>> Start Exercise data

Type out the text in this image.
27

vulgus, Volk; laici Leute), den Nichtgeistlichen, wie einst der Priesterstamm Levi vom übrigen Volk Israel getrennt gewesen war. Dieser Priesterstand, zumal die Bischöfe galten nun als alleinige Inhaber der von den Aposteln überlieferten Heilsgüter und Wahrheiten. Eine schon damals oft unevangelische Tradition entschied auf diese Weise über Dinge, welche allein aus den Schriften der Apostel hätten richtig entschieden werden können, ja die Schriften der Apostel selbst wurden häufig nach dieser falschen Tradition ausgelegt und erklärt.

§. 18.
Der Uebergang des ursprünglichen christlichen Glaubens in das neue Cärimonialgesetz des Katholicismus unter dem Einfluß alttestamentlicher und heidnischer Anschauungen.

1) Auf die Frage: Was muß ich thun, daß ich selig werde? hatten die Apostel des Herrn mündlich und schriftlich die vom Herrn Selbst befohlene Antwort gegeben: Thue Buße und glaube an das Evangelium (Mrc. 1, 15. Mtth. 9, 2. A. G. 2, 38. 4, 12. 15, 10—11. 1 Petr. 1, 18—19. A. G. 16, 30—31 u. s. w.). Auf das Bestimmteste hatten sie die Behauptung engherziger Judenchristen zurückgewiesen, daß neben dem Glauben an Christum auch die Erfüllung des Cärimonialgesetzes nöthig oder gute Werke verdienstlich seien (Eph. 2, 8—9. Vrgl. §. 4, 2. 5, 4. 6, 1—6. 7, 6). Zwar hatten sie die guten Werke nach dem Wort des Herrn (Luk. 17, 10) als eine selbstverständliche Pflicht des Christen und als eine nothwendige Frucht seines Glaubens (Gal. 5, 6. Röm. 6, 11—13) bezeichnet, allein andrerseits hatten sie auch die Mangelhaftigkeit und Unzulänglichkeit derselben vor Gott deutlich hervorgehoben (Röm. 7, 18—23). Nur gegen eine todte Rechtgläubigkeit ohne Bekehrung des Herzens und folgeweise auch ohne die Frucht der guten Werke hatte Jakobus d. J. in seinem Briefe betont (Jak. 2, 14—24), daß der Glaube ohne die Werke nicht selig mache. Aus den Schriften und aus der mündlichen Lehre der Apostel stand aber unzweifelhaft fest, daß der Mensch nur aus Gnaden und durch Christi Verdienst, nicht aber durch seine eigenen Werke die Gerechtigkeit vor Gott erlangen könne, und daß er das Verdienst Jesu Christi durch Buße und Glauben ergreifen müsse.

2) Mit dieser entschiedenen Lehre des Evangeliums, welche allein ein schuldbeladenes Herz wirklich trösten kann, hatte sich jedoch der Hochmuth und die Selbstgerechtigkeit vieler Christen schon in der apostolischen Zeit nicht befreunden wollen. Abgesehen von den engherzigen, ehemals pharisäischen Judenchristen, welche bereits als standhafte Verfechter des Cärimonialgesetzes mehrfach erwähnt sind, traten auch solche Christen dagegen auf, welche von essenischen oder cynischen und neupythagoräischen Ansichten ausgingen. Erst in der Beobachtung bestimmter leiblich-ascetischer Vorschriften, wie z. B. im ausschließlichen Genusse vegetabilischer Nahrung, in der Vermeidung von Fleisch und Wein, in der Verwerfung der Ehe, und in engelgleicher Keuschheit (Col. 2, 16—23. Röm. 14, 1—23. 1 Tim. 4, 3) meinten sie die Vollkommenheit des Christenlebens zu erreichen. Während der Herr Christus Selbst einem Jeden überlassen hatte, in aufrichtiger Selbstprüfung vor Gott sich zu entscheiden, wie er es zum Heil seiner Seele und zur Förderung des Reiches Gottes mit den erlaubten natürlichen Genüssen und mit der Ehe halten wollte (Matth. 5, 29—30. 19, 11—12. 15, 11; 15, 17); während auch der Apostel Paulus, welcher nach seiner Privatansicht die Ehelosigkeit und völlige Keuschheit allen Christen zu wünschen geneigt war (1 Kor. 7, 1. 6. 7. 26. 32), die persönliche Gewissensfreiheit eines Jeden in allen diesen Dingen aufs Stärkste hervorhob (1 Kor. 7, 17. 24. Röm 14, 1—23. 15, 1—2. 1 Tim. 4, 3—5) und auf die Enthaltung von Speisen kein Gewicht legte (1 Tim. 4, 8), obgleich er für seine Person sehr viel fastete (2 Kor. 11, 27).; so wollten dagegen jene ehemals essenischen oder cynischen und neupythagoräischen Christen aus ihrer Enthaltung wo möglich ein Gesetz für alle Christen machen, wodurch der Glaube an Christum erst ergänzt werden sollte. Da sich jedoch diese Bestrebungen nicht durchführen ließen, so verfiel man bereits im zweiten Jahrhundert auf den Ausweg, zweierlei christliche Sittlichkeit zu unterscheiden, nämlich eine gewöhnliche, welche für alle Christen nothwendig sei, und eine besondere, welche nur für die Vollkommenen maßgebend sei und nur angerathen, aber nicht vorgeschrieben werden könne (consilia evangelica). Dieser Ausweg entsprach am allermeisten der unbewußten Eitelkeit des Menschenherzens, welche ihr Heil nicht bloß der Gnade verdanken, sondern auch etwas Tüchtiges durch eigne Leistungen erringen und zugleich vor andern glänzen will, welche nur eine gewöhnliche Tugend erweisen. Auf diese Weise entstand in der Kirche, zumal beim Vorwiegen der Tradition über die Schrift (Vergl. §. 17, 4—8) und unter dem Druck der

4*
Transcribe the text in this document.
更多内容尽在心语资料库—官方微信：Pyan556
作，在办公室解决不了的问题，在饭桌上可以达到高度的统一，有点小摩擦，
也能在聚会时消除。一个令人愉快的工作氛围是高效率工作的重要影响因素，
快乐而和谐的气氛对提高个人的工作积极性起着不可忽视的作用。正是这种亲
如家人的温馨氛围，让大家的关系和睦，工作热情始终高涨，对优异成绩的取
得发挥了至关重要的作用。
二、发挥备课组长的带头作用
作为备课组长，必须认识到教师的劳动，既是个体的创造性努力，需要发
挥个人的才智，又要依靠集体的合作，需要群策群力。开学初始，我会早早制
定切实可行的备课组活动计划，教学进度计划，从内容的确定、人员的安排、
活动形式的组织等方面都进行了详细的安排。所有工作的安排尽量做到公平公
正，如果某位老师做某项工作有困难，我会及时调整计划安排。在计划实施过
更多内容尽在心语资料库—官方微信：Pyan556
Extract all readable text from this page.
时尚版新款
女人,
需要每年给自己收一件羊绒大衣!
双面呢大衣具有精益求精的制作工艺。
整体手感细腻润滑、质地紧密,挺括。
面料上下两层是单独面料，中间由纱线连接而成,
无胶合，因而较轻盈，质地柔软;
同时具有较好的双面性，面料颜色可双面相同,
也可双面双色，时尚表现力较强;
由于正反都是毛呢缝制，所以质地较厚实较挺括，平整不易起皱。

>> End Exercise data

Stated goal:
Emit verbatim the lines running from the one with "Extract all readable text from this page." through the last line of the data, both endpoints inclusive.

Complete answer:
Extract all readable text from this page.
时尚版新款
女人,
需要每年给自己收一件羊绒大衣!
双面呢大衣具有精益求精的制作工艺。
整体手感细腻润滑、质地紧密,挺括。
面料上下两层是单独面料，中间由纱线连接而成,
无胶合，因而较轻盈，质地柔软;
同时具有较好的双面性，面料颜色可双面相同,
也可双面双色，时尚表现力较强;
由于正反都是毛呢缝制，所以质地较厚实较挺括，平整不易起皱。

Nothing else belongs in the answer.